What this task involves:
Review the material line by line. Identify and copy every line that contains the string "saber".

Records for this task:
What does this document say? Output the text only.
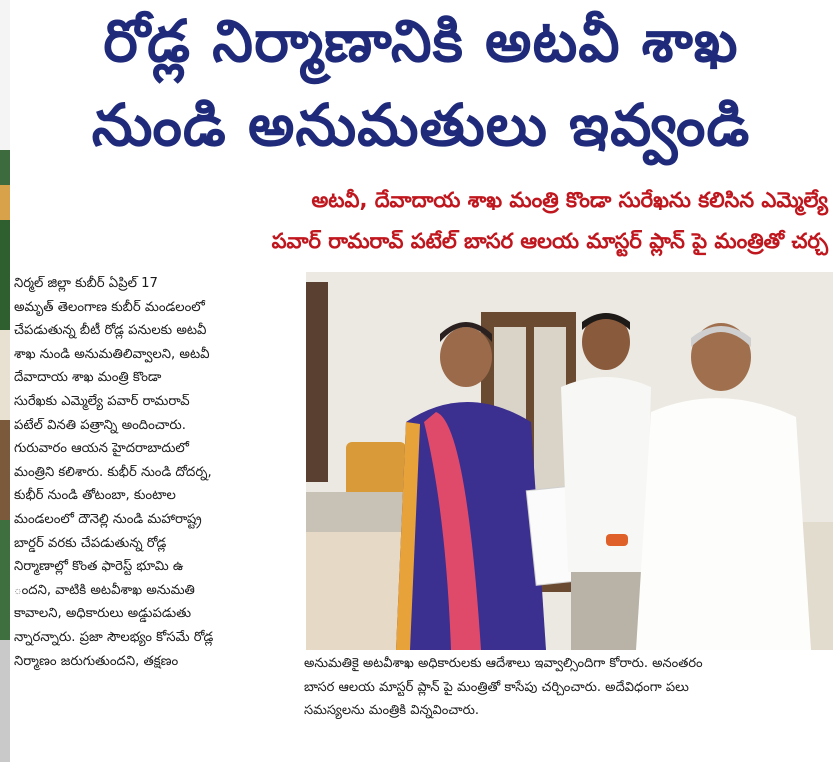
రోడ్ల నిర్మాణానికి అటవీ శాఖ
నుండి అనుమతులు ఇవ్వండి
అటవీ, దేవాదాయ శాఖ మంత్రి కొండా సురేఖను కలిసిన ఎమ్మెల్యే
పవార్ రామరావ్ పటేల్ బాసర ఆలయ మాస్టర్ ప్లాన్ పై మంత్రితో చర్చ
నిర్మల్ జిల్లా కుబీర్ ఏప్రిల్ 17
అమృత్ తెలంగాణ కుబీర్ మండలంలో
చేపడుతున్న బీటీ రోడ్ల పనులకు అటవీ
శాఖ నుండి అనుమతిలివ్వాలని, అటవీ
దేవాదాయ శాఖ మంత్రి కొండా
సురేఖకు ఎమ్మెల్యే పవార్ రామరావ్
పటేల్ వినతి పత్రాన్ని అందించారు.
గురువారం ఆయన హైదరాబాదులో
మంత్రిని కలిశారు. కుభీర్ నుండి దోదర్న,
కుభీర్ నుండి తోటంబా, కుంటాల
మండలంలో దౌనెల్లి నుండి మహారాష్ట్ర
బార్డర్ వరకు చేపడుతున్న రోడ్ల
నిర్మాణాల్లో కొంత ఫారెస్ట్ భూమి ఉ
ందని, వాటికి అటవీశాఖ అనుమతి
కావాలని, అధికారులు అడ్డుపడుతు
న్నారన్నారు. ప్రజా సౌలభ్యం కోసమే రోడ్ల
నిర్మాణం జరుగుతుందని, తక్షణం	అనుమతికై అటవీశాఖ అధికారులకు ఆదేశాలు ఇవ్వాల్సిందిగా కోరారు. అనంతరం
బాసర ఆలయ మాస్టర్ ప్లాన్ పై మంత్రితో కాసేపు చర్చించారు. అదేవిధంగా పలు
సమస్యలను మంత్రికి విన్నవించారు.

...

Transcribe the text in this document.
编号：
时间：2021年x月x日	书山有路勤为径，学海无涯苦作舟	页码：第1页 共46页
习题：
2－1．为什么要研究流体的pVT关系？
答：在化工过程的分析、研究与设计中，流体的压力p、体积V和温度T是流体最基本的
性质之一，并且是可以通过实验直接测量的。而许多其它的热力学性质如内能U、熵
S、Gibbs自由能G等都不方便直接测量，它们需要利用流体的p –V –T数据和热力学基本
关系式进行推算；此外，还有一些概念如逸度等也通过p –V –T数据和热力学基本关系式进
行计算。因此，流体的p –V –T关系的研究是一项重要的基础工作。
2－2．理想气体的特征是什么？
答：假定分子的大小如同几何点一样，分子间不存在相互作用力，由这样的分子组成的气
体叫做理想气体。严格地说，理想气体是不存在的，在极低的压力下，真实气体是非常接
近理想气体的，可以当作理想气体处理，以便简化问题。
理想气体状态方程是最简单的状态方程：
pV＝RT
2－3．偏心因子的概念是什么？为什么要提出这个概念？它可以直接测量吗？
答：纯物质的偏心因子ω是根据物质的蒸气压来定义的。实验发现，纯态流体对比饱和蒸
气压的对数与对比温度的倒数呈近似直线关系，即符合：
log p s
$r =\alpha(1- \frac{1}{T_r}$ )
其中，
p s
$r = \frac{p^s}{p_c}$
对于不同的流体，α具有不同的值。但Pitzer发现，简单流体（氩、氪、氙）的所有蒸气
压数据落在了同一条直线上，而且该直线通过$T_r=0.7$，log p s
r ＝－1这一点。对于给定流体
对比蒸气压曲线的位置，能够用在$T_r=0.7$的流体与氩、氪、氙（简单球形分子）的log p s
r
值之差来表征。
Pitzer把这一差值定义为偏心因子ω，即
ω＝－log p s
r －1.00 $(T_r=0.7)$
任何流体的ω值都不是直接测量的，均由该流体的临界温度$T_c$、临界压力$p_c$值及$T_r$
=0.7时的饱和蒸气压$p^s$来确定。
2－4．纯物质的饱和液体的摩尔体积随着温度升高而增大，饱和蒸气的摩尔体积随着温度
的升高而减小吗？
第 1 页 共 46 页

* * *

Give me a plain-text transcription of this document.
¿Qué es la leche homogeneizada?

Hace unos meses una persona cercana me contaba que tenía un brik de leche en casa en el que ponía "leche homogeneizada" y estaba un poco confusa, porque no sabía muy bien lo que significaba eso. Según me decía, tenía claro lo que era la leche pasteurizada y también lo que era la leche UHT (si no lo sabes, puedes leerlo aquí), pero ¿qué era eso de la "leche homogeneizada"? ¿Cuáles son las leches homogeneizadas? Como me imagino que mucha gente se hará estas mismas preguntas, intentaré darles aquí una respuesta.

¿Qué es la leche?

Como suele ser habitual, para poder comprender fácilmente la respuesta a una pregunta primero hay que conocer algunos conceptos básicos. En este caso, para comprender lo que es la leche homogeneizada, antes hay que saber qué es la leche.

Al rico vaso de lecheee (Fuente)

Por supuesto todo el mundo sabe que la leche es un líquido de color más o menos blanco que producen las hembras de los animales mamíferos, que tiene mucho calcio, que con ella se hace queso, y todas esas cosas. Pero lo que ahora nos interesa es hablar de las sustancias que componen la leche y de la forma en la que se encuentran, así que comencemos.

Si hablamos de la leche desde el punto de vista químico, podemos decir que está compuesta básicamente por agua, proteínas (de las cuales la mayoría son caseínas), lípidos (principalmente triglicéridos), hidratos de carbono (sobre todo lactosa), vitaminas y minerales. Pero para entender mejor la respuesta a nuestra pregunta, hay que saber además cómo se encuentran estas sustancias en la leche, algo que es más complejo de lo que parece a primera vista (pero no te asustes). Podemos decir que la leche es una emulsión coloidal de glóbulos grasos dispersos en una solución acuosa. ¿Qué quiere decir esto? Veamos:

The reply:
Como suele ser habitual, para poder comprender fácilmente la respuesta a una pregunta primero hay que conocer algunos conceptos básicos. En este caso, para comprender lo que es la leche homogeneizada, antes hay que saber qué es la leche.
Si hablamos de la leche desde el punto de vista químico, podemos decir que está compuesta básicamente por agua, proteínas (de las cuales la mayoría son caseínas), lípidos (principalmente triglicéridos), hidratos de carbono (sobre todo lactosa), vitaminas y minerales. Pero para entender mejor la respuesta a nuestra pregunta, hay que saber además cómo se encuentran estas sustancias en la leche, algo que es más complejo de lo que parece a primera vista (pero no te asustes). Podemos decir que la leche es una emulsión coloidal de glóbulos grasos dispersos en una solución acuosa. ¿Qué quiere decir esto? Veamos:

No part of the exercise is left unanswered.